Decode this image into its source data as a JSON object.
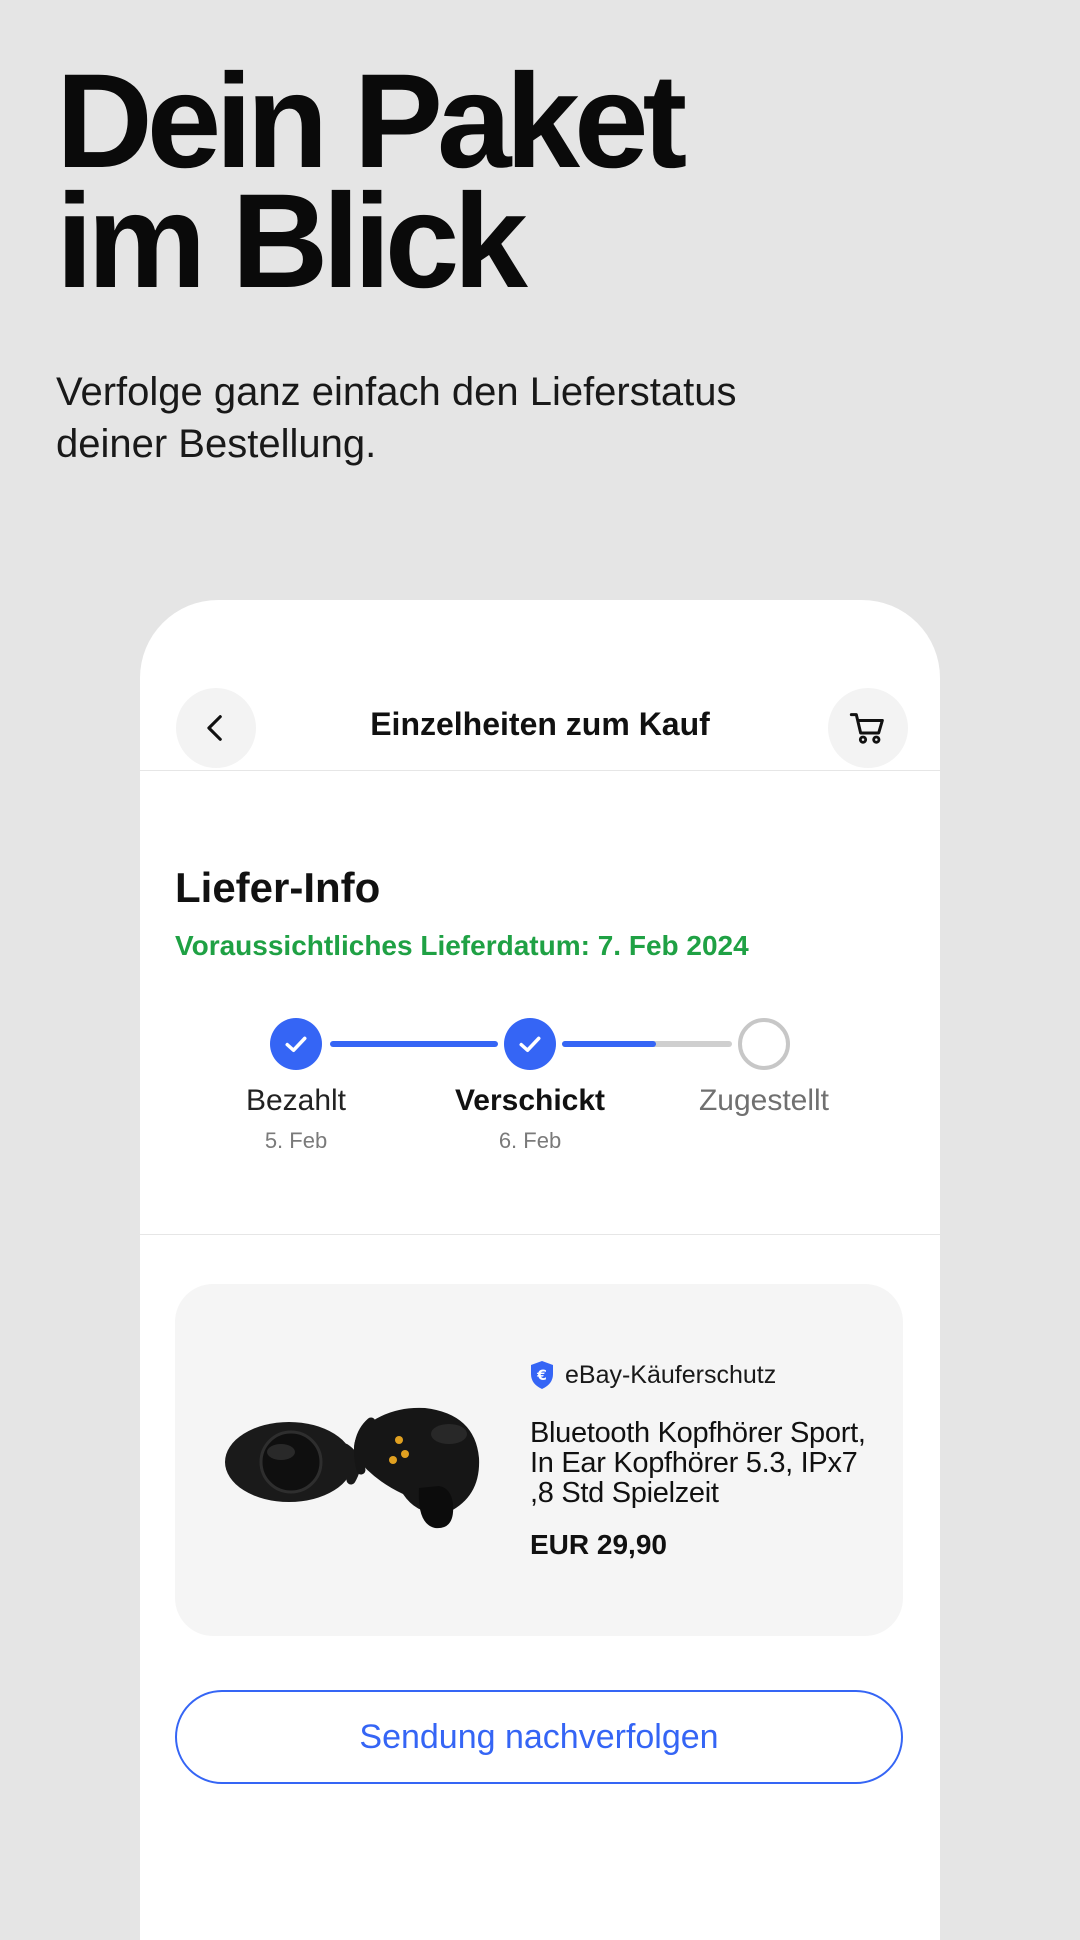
{
  "promo": {
    "headline": "Dein Paket\nim Blick",
    "subline": "Verfolge ganz einfach den Lieferstatus\ndeiner Bestellung."
  },
  "header": {
    "title": "Einzelheiten zum Kauf",
    "back_icon": "chevron-left-icon",
    "cart_icon": "cart-icon"
  },
  "delivery": {
    "section_title": "Liefer-Info",
    "estimated_date": "Voraussichtliches Lieferdatum: 7. Feb 2024",
    "steps": [
      {
        "label": "Bezahlt",
        "date": "5. Feb",
        "state": "done"
      },
      {
        "label": "Verschickt",
        "date": "6. Feb",
        "state": "done"
      },
      {
        "label": "Zugestellt",
        "date": "",
        "state": "pending"
      }
    ],
    "progress_second_segment": 0.55
  },
  "item": {
    "protection_label": "eBay-Käuferschutz",
    "protection_icon": "shield-euro-icon",
    "title": "Bluetooth Kopfhörer Sport, In Ear Kopfhörer 5.3, IPx7 ,8 Std Spielzeit",
    "price": "EUR 29,90"
  },
  "actions": {
    "track_label": "Sendung nachverfolgen"
  },
  "colors": {
    "accent": "#3565f5",
    "success": "#1fa144",
    "background": "#e5e5e5"
  }
}
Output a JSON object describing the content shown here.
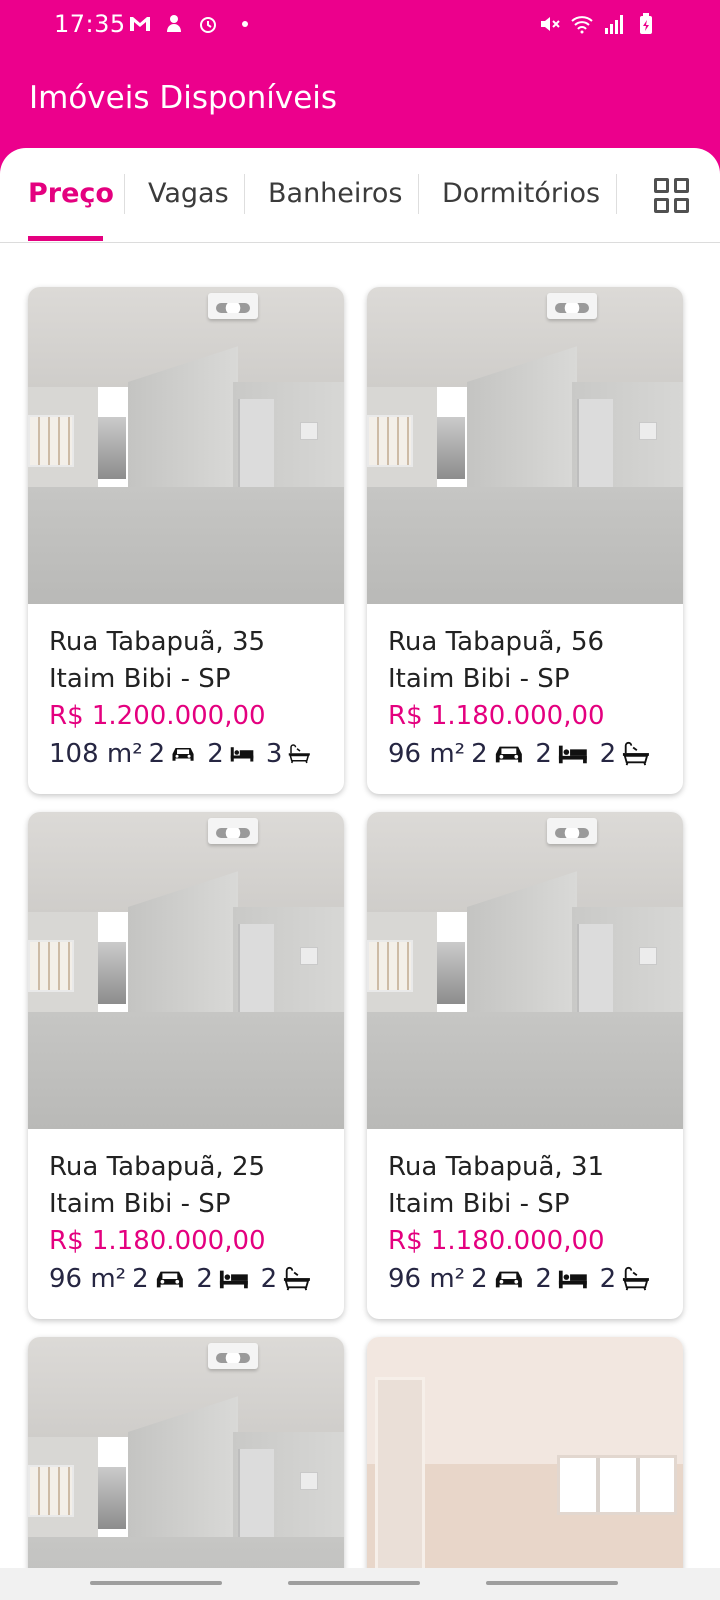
{
  "status_bar": {
    "time": "17:35",
    "left_icons": [
      "gmail-icon",
      "notification-icon",
      "alarm-icon"
    ],
    "right_icons": [
      "mute-icon",
      "wifi-icon",
      "signal-icon",
      "battery-icon"
    ]
  },
  "app_bar": {
    "title": "Imóveis Disponíveis"
  },
  "tabs": [
    {
      "label": "Preço",
      "active": true
    },
    {
      "label": "Vagas",
      "active": false
    },
    {
      "label": "Banheiros",
      "active": false
    },
    {
      "label": "Dormitórios",
      "active": false
    }
  ],
  "grid_toggle_icon": "grid-view-icon",
  "colors": {
    "brand": "#EC008C",
    "accent": "#E4007F",
    "text": "#262642"
  },
  "listings": [
    {
      "street": "Rua Tabapuã, 35",
      "district": "Itaim Bibi - SP",
      "price": "R$ 1.200.000,00",
      "area": "108 m²",
      "parking": "2",
      "bedrooms": "2",
      "bathrooms": "3"
    },
    {
      "street": "Rua Tabapuã, 56",
      "district": "Itaim Bibi - SP",
      "price": "R$ 1.180.000,00",
      "area": "96 m²",
      "parking": "2",
      "bedrooms": "2",
      "bathrooms": "2"
    },
    {
      "street": "Rua Tabapuã, 25",
      "district": "Itaim Bibi - SP",
      "price": "R$ 1.180.000,00",
      "area": "96 m²",
      "parking": "2",
      "bedrooms": "2",
      "bathrooms": "2"
    },
    {
      "street": "Rua Tabapuã, 31",
      "district": "Itaim Bibi - SP",
      "price": "R$ 1.180.000,00",
      "area": "96 m²",
      "parking": "2",
      "bedrooms": "2",
      "bathrooms": "2"
    }
  ]
}
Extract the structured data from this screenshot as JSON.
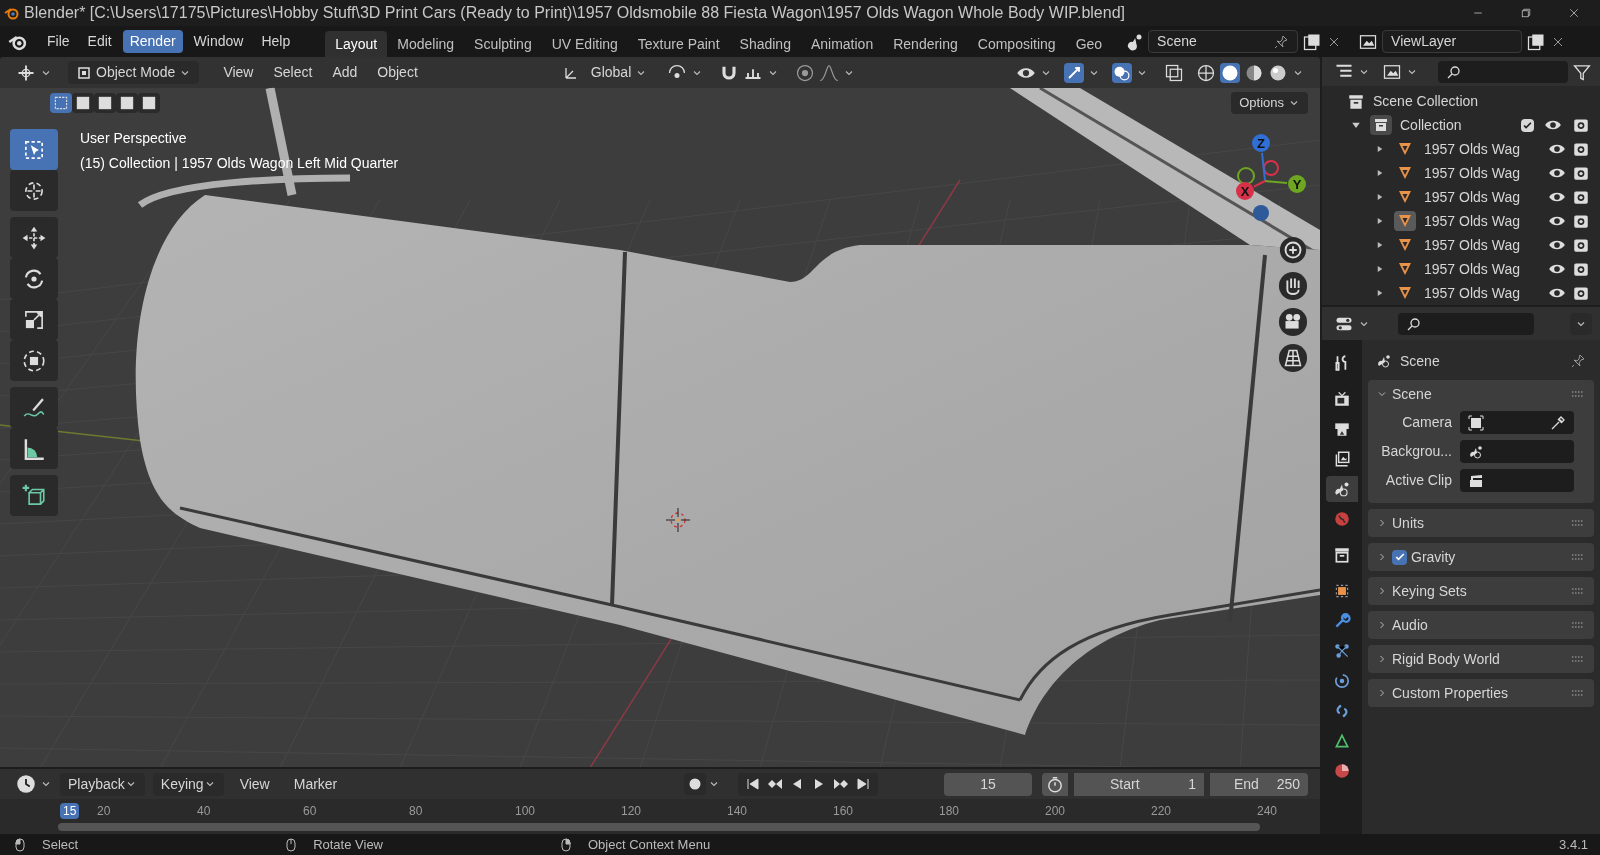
{
  "window": {
    "title": "Blender* [C:\\Users\\17175\\Pictures\\Hobby Stuff\\3D Print Cars (Ready to Print)\\1957 Oldsmobile 88 Fiesta Wagon\\1957 Olds Wagon Whole Body WIP.blend]"
  },
  "menu": [
    {
      "label": "File",
      "selected": false
    },
    {
      "label": "Edit",
      "selected": false
    },
    {
      "label": "Render",
      "selected": true
    },
    {
      "label": "Window",
      "selected": false
    },
    {
      "label": "Help",
      "selected": false
    }
  ],
  "workspaces": [
    {
      "label": "Layout",
      "selected": true
    },
    {
      "label": "Modeling",
      "selected": false
    },
    {
      "label": "Sculpting",
      "selected": false
    },
    {
      "label": "UV Editing",
      "selected": false
    },
    {
      "label": "Texture Paint",
      "selected": false
    },
    {
      "label": "Shading",
      "selected": false
    },
    {
      "label": "Animation",
      "selected": false
    },
    {
      "label": "Rendering",
      "selected": false
    },
    {
      "label": "Compositing",
      "selected": false
    },
    {
      "label": "Geo",
      "selected": false
    }
  ],
  "scene_field": "Scene",
  "view_layer_field": "ViewLayer",
  "viewport": {
    "mode": "Object Mode",
    "menus": [
      "View",
      "Select",
      "Add",
      "Object"
    ],
    "orientation": "Global",
    "options": "Options",
    "select_modes": [
      {
        "selected": true
      },
      {
        "selected": false
      },
      {
        "selected": false
      },
      {
        "selected": false
      },
      {
        "selected": false
      }
    ],
    "overlay_lines": [
      "User Perspective",
      "(15) Collection | 1957 Olds Wagon Left Mid Quarter"
    ],
    "axes": [
      {
        "label": "Z",
        "color": "#2f6fd6"
      },
      {
        "label": "Y",
        "color": "#6ea521"
      },
      {
        "label": "X",
        "color": "#d9304a"
      }
    ],
    "tools": [
      {
        "kind": "select",
        "selected": true
      },
      {
        "kind": "cursor",
        "selected": false
      },
      {
        "kind": "move",
        "selected": false
      },
      {
        "kind": "rotate",
        "selected": false
      },
      {
        "kind": "scale",
        "selected": false
      },
      {
        "kind": "transform",
        "selected": false
      },
      {
        "kind": "annotate",
        "selected": false
      },
      {
        "kind": "measure",
        "selected": false
      },
      {
        "kind": "add_cube",
        "selected": false
      }
    ]
  },
  "outliner": {
    "root": "Scene Collection",
    "collection": {
      "label": "Collection",
      "expanded": true,
      "checked": true,
      "children": [
        {
          "label": "1957 Olds Wag",
          "expanded": false,
          "selected": false
        },
        {
          "label": "1957 Olds Wag",
          "expanded": false,
          "selected": false
        },
        {
          "label": "1957 Olds Wag",
          "expanded": false,
          "selected": false
        },
        {
          "label": "1957 Olds Wag",
          "expanded": false,
          "selected": true
        },
        {
          "label": "1957 Olds Wag",
          "expanded": false,
          "selected": false
        },
        {
          "label": "1957 Olds Wag",
          "expanded": false,
          "selected": false
        },
        {
          "label": "1957 Olds Wag",
          "expanded": false,
          "selected": false
        }
      ]
    }
  },
  "properties": {
    "tabs": [
      {
        "kind": "tool",
        "selected": false
      },
      {
        "kind": "render",
        "selected": false
      },
      {
        "kind": "output",
        "selected": false
      },
      {
        "kind": "view_layer",
        "selected": false
      },
      {
        "kind": "scene",
        "selected": true
      },
      {
        "kind": "world",
        "selected": false
      },
      {
        "kind": "collection",
        "selected": false
      },
      {
        "kind": "object",
        "selected": false
      },
      {
        "kind": "modifier",
        "selected": false
      },
      {
        "kind": "particles",
        "selected": false
      },
      {
        "kind": "physics",
        "selected": false
      },
      {
        "kind": "constraints",
        "selected": false
      },
      {
        "kind": "data",
        "selected": false
      },
      {
        "kind": "material",
        "selected": false
      }
    ],
    "context": "Scene",
    "panels": [
      {
        "label": "Scene",
        "expanded": true,
        "fields": [
          {
            "label": "Camera",
            "kind": "camera"
          },
          {
            "label": "Backgrou...",
            "kind": "scene"
          },
          {
            "label": "Active Clip",
            "kind": "clip"
          }
        ]
      },
      {
        "label": "Units",
        "expanded": false
      },
      {
        "label": "Gravity",
        "expanded": false,
        "checked": true
      },
      {
        "label": "Keying Sets",
        "expanded": false
      },
      {
        "label": "Audio",
        "expanded": false
      },
      {
        "label": "Rigid Body World",
        "expanded": false
      },
      {
        "label": "Custom Properties",
        "expanded": false
      }
    ]
  },
  "timeline": {
    "menus": [
      "Playback",
      "Keying",
      "View",
      "Marker"
    ],
    "current_frame": "15",
    "playhead_frame": "15",
    "start_label": "Start",
    "start": "1",
    "end_label": "End",
    "end": "250",
    "ticks": [
      "20",
      "40",
      "60",
      "80",
      "100",
      "120",
      "140",
      "160",
      "180",
      "200",
      "220",
      "240"
    ]
  },
  "status_bar": {
    "hints": [
      "Select",
      "Rotate View",
      "Object Context Menu"
    ],
    "version": "3.4.1"
  }
}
● ● ●
Work to complete:
Every line that holds the word "street" should be extracted.

Result of this exercise:
      "street": "Rua Tabapuã, 35",
      "street": "Rua Tabapuã, 56",
      "street": "Rua Tabapuã, 25",
      "street": "Rua Tabapuã, 31",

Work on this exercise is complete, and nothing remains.